-- start Entries --
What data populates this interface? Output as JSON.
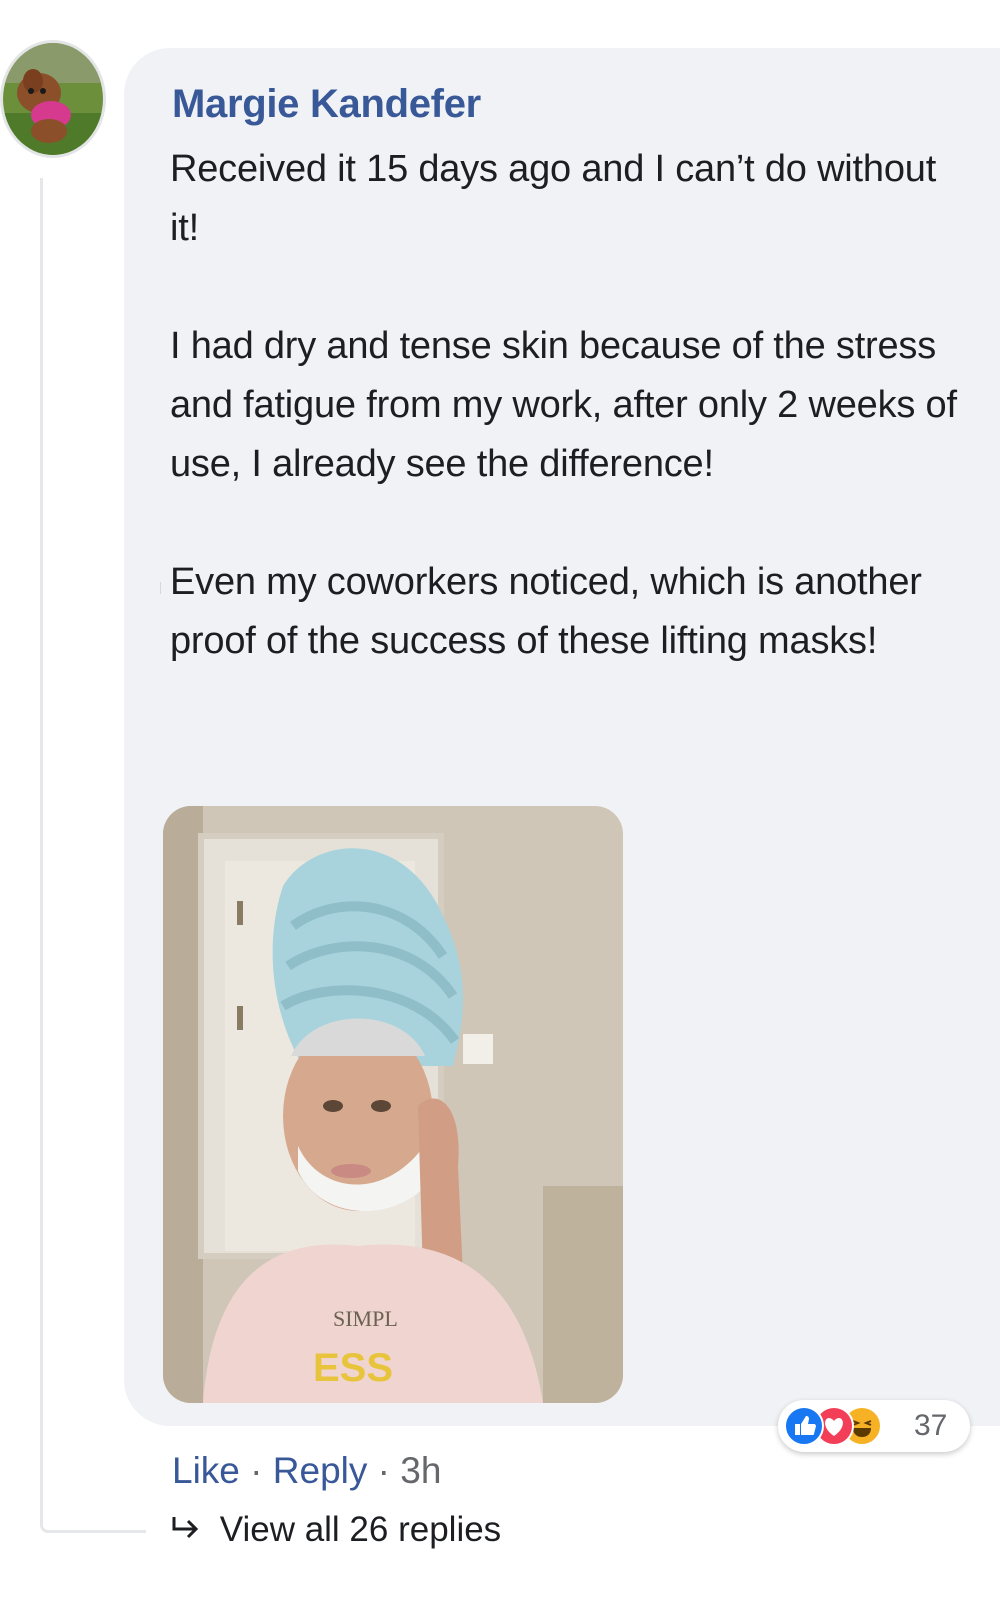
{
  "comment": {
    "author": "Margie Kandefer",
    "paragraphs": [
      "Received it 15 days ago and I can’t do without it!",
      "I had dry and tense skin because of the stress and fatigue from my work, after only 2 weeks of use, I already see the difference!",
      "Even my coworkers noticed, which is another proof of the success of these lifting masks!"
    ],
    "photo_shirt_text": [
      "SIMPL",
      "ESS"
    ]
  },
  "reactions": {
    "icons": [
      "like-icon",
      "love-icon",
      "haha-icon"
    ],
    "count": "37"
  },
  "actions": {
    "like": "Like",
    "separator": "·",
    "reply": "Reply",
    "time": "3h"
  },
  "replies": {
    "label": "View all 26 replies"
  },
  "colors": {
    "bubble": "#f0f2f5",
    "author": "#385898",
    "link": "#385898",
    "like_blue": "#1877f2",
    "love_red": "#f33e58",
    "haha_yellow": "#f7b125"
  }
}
-- end Entries --
_Task details_.
The data should be printed again unchanged; leave its pictures out.

_The reply_.
What data populates this interface? Output as JSON.
{
  "comment": {
    "author": "Margie Kandefer",
    "paragraphs": [
      "Received it 15 days ago and I can’t do without it!",
      "I had dry and tense skin because of the stress and fatigue from my work, after only 2 weeks of use, I already see the difference!",
      "Even my coworkers noticed, which is another proof of the success of these lifting masks!"
    ],
    "photo_shirt_text": [
      "SIMPL",
      "ESS"
    ]
  },
  "reactions": {
    "icons": [
      "like-icon",
      "love-icon",
      "haha-icon"
    ],
    "count": "37"
  },
  "actions": {
    "like": "Like",
    "separator": "·",
    "reply": "Reply",
    "time": "3h"
  },
  "replies": {
    "label": "View all 26 replies"
  },
  "colors": {
    "bubble": "#f0f2f5",
    "author": "#385898",
    "link": "#385898",
    "like_blue": "#1877f2",
    "love_red": "#f33e58",
    "haha_yellow": "#f7b125"
  }
}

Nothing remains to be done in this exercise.